**Supplied data:**
┏━━

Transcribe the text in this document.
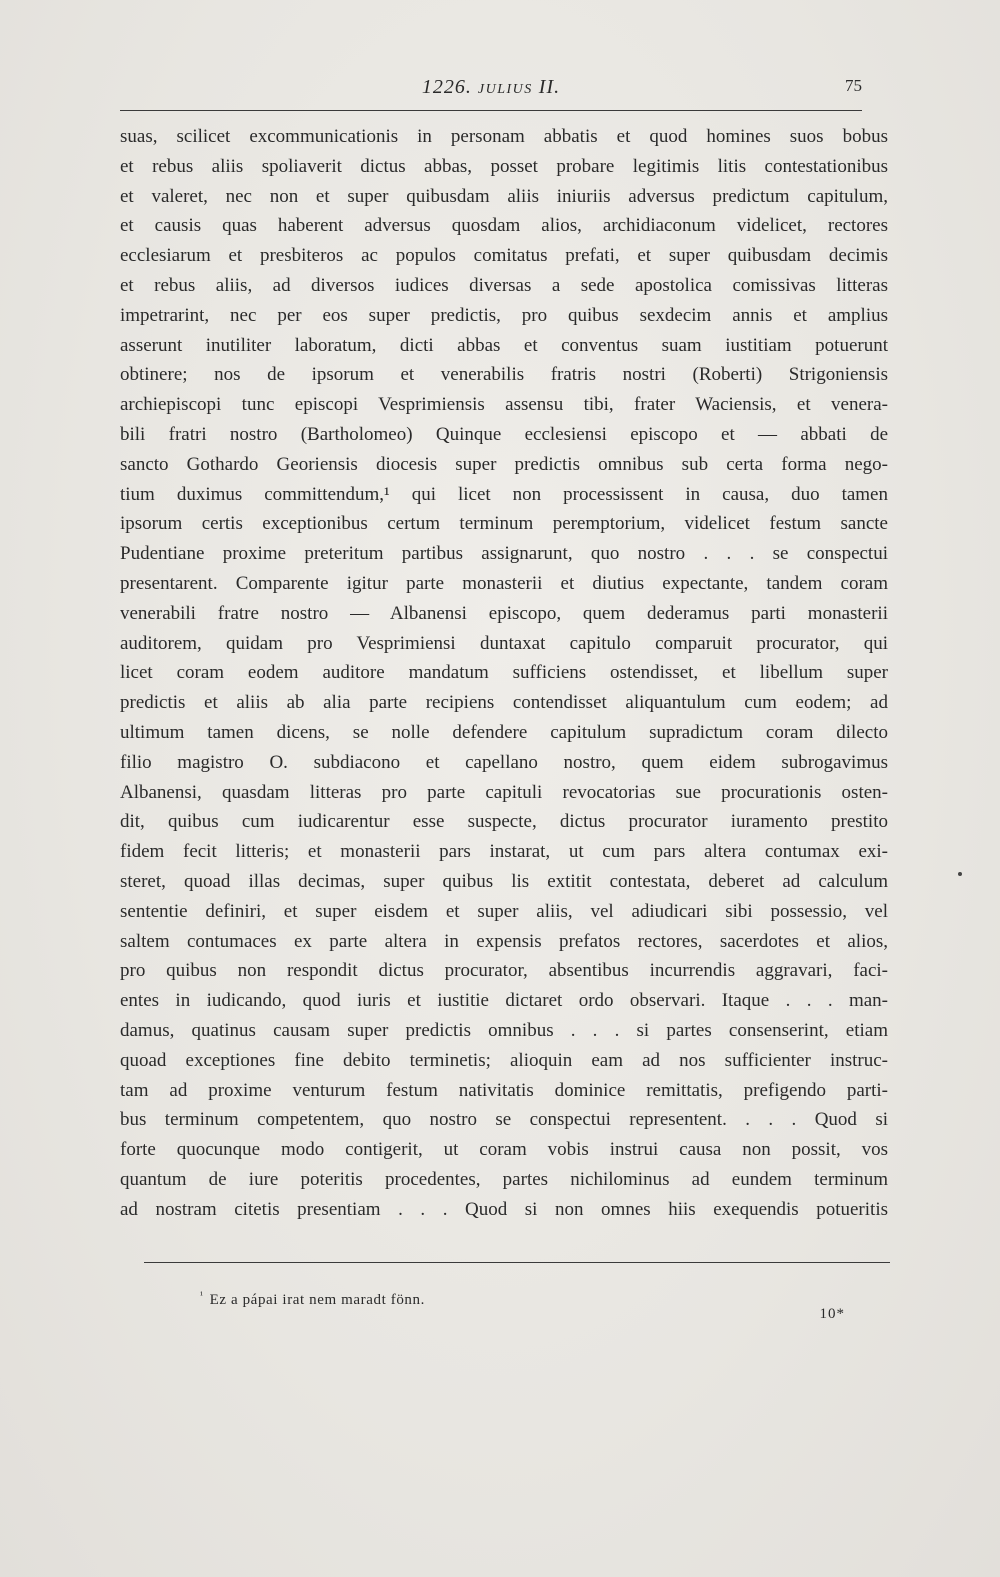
1226. JULIUS II.	75
suas, scilicet excommunicationis in personam abbatis et quod homines suos bobus
et rebus aliis spoliaverit dictus abbas, posset probare legitimis litis contestationibus
et valeret, nec non et super quibusdam aliis iniuriis adversus predictum capitulum,
et causis quas haberent adversus quosdam alios, archidiaconum videlicet, rectores
ecclesiarum et presbiteros ac populos comitatus prefati, et super quibusdam decimis
et rebus aliis, ad diversos iudices diversas a sede apostolica comissivas litteras
impetrarint, nec per eos super predictis, pro quibus sexdecim annis et amplius
asserunt inutiliter laboratum, dicti abbas et conventus suam iustitiam potuerunt
obtinere; nos de ipsorum et venerabilis fratris nostri (Roberti) Strigoniensis
archiepiscopi tunc episcopi Vesprimiensis assensu tibi, frater Waciensis, et venera-
bili fratri nostro (Bartholomeo) Quinque ecclesiensi episcopo et — abbati de
sancto Gothardo Georiensis diocesis super predictis omnibus sub certa forma nego-
tium duximus committendum,¹ qui licet non processissent in causa, duo tamen
ipsorum certis exceptionibus certum terminum peremptorium, videlicet festum sancte
Pudentiane proxime preteritum partibus assignarunt, quo nostro . . . se conspectui
presentarent. Comparente igitur parte monasterii et diutius expectante, tandem coram
venerabili fratre nostro — Albanensi episcopo, quem dederamus parti monasterii
auditorem, quidam pro Vesprimiensi duntaxat capitulo comparuit procurator, qui
licet coram eodem auditore mandatum sufficiens ostendisset, et libellum super
predictis et aliis ab alia parte recipiens contendisset aliquantulum cum eodem; ad
ultimum tamen dicens, se nolle defendere capitulum supradictum coram dilecto
filio magistro O. subdiacono et capellano nostro, quem eidem subrogavimus
Albanensi, quasdam litteras pro parte capituli revocatorias sue procurationis osten-
dit, quibus cum iudicarentur esse suspecte, dictus procurator iuramento prestito
fidem fecit litteris; et monasterii pars instarat, ut cum pars altera contumax exi-
steret, quoad illas decimas, super quibus lis extitit contestata, deberet ad calculum
sententie definiri, et super eisdem et super aliis, vel adiudicari sibi possessio, vel
saltem contumaces ex parte altera in expensis prefatos rectores, sacerdotes et alios,
pro quibus non respondit dictus procurator, absentibus incurrendis aggravari, faci-
entes in iudicando, quod iuris et iustitie dictaret ordo observari. Itaque . . . man-
damus, quatinus causam super predictis omnibus . . . si partes consenserint, etiam
quoad exceptiones fine debito terminetis; alioquin eam ad nos sufficienter instruc-
tam ad proxime venturum festum nativitatis dominice remittatis, prefigendo parti-
bus terminum competentem, quo nostro se conspectui representent. . . . Quod si
forte quocunque modo contigerit, ut coram vobis instrui causa non possit, vos
quantum de iure poteritis procedentes, partes nichilominus ad eundem terminum
ad nostram citetis presentiam . . . Quod si non omnes hiis exequendis potueritis
$^{^1}$ Ez a pápai irat nem maradt fönn.
10*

┗━━

**Aim:** Identify which lines contain the word "quem" and copy each one.

**The reply:**
venerabili fratre nostro — Albanensi episcopo, quem dederamus parti monasterii
filio magistro O. subdiacono et capellano nostro, quem eidem subrogavimus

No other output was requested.